● **WHAT TO WORK ON**
Count the lines of the material below that contain the string "蜂蜜青柠爱玉果冻", matching case exactly, and give only the number.

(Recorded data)

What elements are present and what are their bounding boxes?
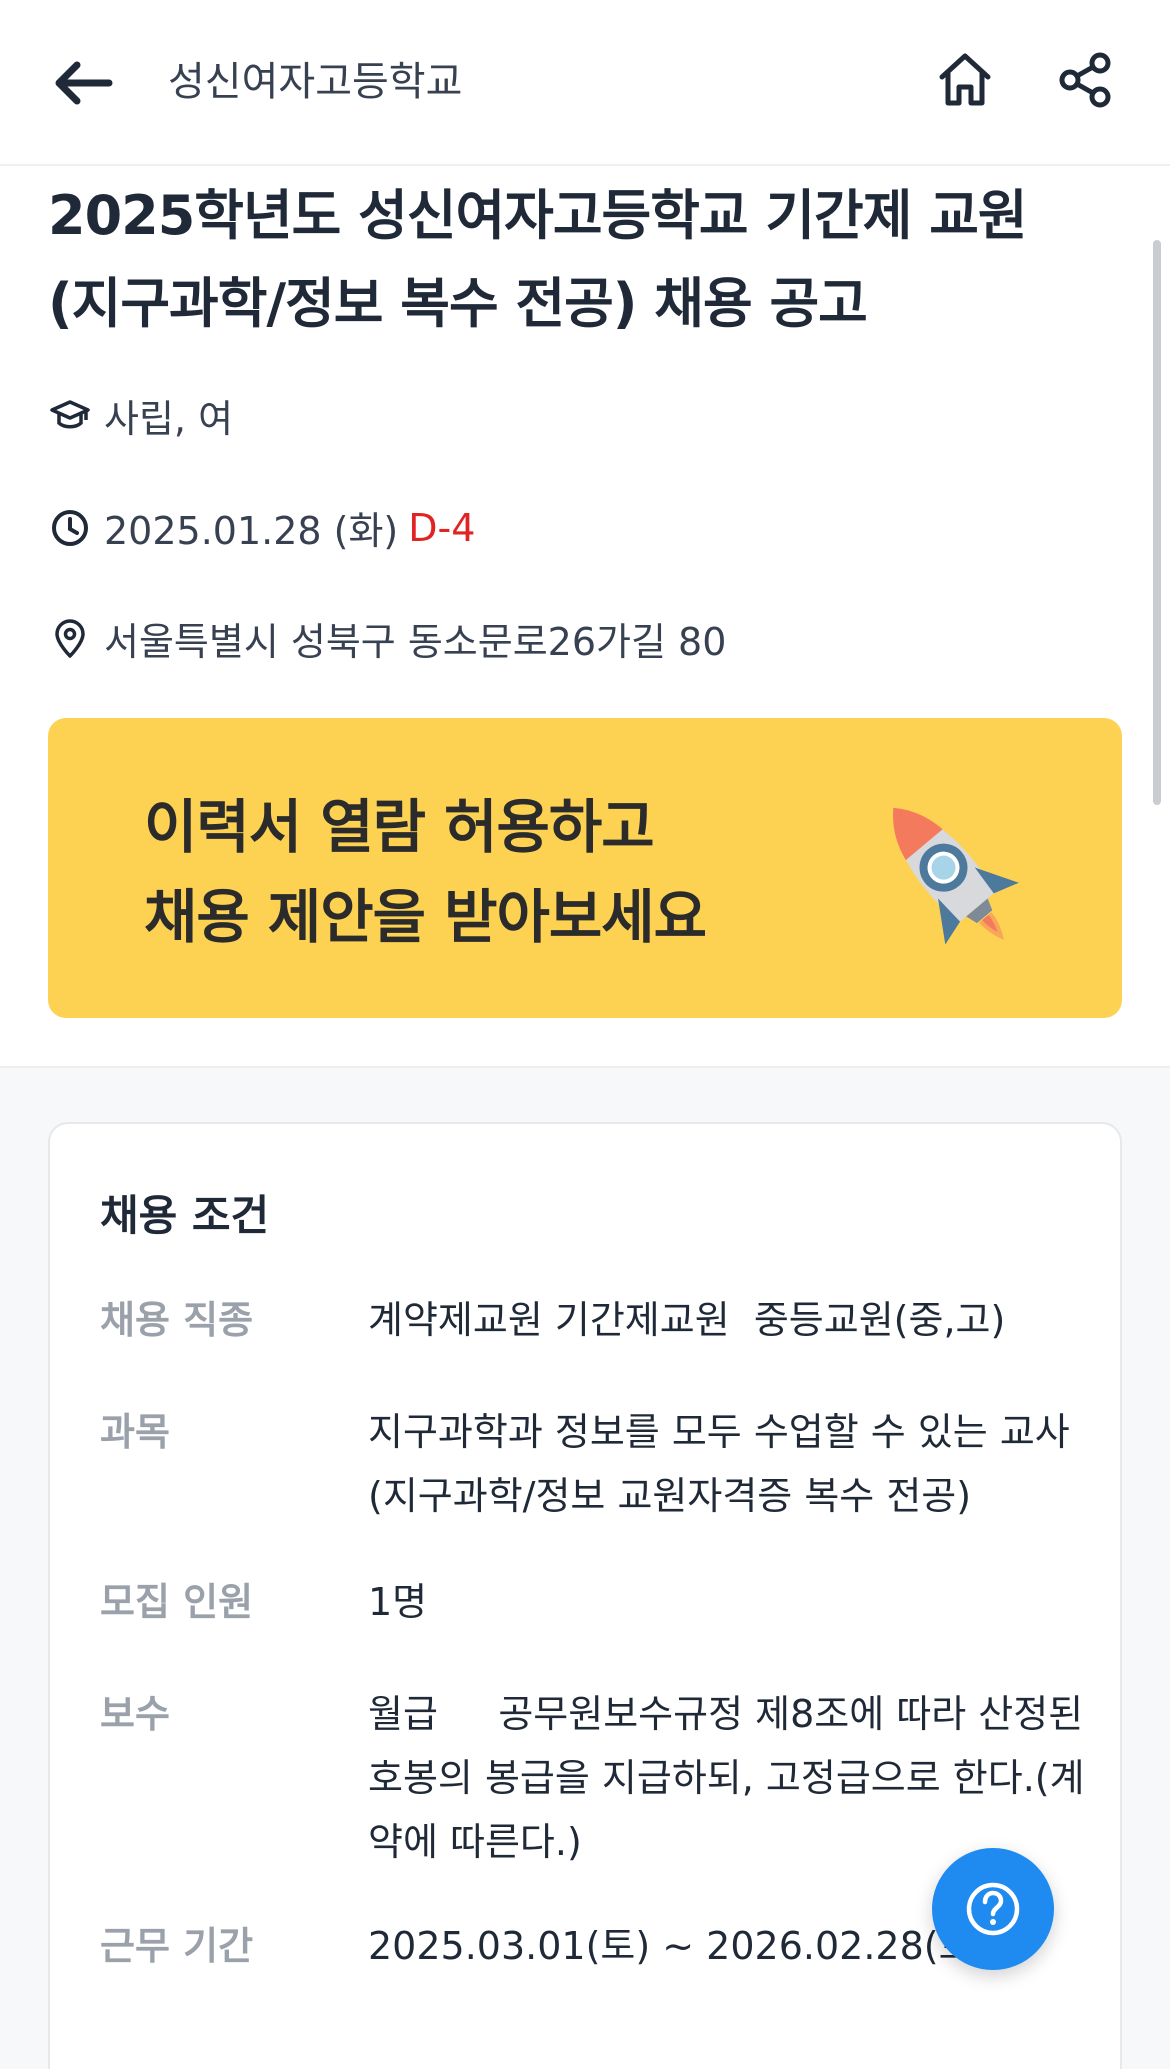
row-label-job-type: 채용 직종 <box>100 1298 254 1342</box>
row-value-headcount: 1명 <box>368 1580 428 1624</box>
deadline-date: 2025.01.28 (화) <box>104 509 399 553</box>
rocket-icon <box>893 807 1019 945</box>
arrow-left-icon <box>55 61 113 105</box>
row-label-subject: 과목 <box>100 1410 170 1454</box>
top-app-bar: 성신여자고등학교 <box>0 0 1170 166</box>
location-pin-icon <box>48 617 92 661</box>
row-value-subject: 지구과학과 정보를 모두 수업할 수 있는 교사(지구과학/정보 교원자격증 복… <box>368 1410 1070 1518</box>
address: 서울특별시 성북구 동소문로26가길 80 <box>104 620 727 664</box>
banner-line-1: 이력서 열람 허용하고 <box>144 793 655 861</box>
row-label-headcount: 모집 인원 <box>100 1580 254 1624</box>
share-icon <box>1059 52 1111 108</box>
school-type: 사립, 여 <box>104 397 234 441</box>
deadline-row: 2025.01.28 (화) D-4 <box>48 500 475 555</box>
dday-badge: D-4 <box>408 505 476 550</box>
share-button[interactable] <box>1050 45 1120 115</box>
help-button[interactable] <box>932 1848 1054 1970</box>
back-button[interactable] <box>48 48 118 118</box>
question-mark-icon <box>966 1882 1020 1936</box>
home-button[interactable] <box>930 45 1000 115</box>
graduation-cap-icon <box>48 394 92 438</box>
school-type-row: 사립, 여 <box>48 388 233 443</box>
banner-line-2: 채용 제안을 받아보세요 <box>144 883 707 951</box>
conditions-title: 채용 조건 <box>100 1191 270 1240</box>
row-label-salary: 보수 <box>100 1692 170 1736</box>
page-title: 성신여자고등학교 <box>168 59 463 105</box>
resume-open-banner[interactable]: 이력서 열람 허용하고 채용 제안을 받아보세요 <box>48 718 1122 1018</box>
scrollbar[interactable] <box>1153 240 1161 805</box>
job-title: 2025학년도 성신여자고등학교 기간제 교원 (지구과학/정보 복수 전공) … <box>48 184 1028 335</box>
clock-icon <box>48 506 92 550</box>
banner-text: 이력서 열람 허용하고 채용 제안을 받아보세요 <box>144 782 707 962</box>
row-value-job-type: 계약제교원 기간제교원 중등교원(중,고) <box>368 1298 1006 1342</box>
address-row: 서울특별시 성북구 동소문로26가길 80 <box>48 611 726 666</box>
row-label-work-period: 근무 기간 <box>100 1924 254 1968</box>
home-icon <box>939 53 991 106</box>
row-value-salary: 월급 공무원보수규정 제8조에 따라 산정된 호봉의 봉급을 지급하되, 고정급… <box>368 1692 1096 1864</box>
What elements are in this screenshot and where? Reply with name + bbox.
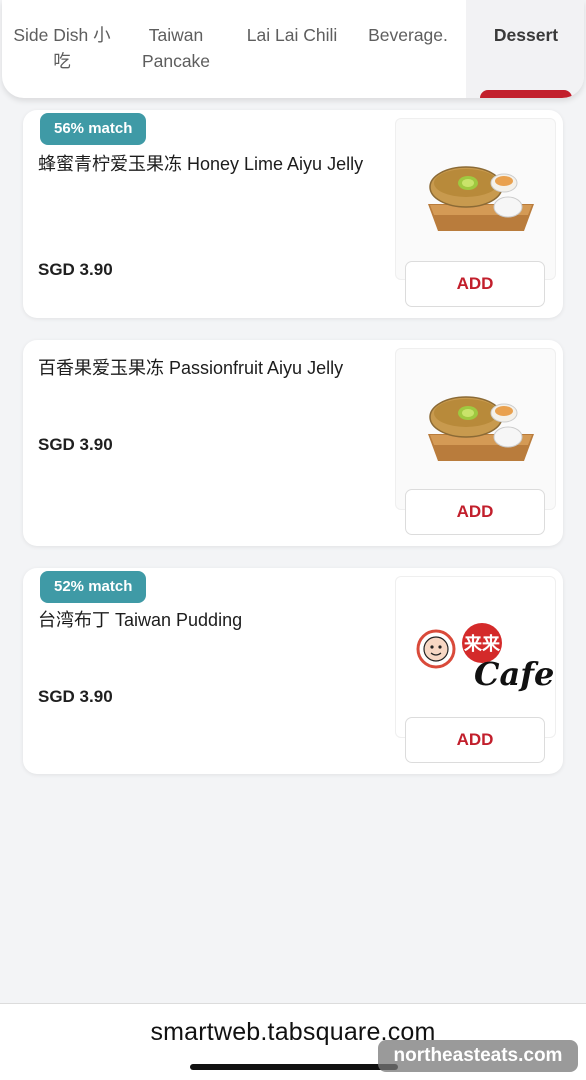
tab-label: Taiwan	[148, 25, 204, 45]
item-image[interactable]	[395, 118, 556, 280]
item-name: 百香果爱玉果冻 Passionfruit Aiyu Jelly	[38, 358, 344, 378]
svg-text:来来: 来来	[463, 634, 501, 655]
tab-lai-lai-chili[interactable]: Lai Lai Chili	[234, 0, 350, 98]
tab-label: Beverage.	[368, 25, 448, 45]
tab-side-dish[interactable]: Side Dish 小吃	[2, 0, 118, 98]
item-name: 台湾布丁 Taiwan Pudding	[38, 610, 243, 630]
menu-item-card[interactable]: 56% match 蜂蜜青柠爱玉果冻 Honey Lime Aiyu Jelly…	[23, 110, 563, 318]
tab-dessert[interactable]: Dessert	[466, 0, 584, 98]
item-image[interactable]	[395, 348, 556, 510]
item-price: SGD 3.90	[38, 260, 113, 279]
add-button[interactable]: ADD	[405, 717, 545, 763]
item-price: SGD 3.90	[38, 687, 113, 706]
active-tab-indicator	[480, 90, 572, 98]
tab-label: Pancake	[141, 51, 211, 71]
add-button[interactable]: ADD	[405, 261, 545, 307]
tab-label: Dessert	[493, 25, 559, 45]
tab-beverage[interactable]: Beverage.	[350, 0, 466, 98]
jelly-tray-image	[428, 166, 534, 231]
tab-label: Side Dish 小	[13, 25, 111, 45]
tab-taiwan-pancake[interactable]: Taiwan Pancake	[118, 0, 234, 98]
item-image[interactable]: 来来 Cafe	[395, 576, 556, 738]
watermark: northeasteats.com	[378, 1040, 578, 1072]
cafe-logo-icon: 来来 Cafe	[416, 623, 554, 693]
menu-item-card[interactable]: 百香果爱玉果冻 Passionfruit Aiyu Jelly SGD 3.90…	[23, 340, 563, 546]
jelly-tray-image	[428, 396, 534, 461]
item-name: 蜂蜜青柠爱玉果冻 Honey Lime Aiyu Jelly	[38, 154, 364, 174]
item-price: SGD 3.90	[38, 435, 113, 454]
home-indicator[interactable]	[190, 1064, 398, 1070]
svg-text:Cafe: Cafe	[474, 655, 554, 693]
add-button[interactable]: ADD	[405, 489, 545, 535]
match-badge: 56% match	[40, 113, 147, 145]
match-badge: 52% match	[40, 571, 147, 603]
menu-item-card[interactable]: 52% match 台湾布丁 Taiwan Pudding SGD 3.90 来…	[23, 568, 563, 774]
tab-label: 吃	[53, 51, 71, 71]
tab-label: Lai Lai Chili	[246, 25, 338, 45]
category-tab-bar: Side Dish 小吃 Taiwan Pancake Lai Lai Chili…	[2, 0, 584, 98]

● **FINISHED ANSWER**
2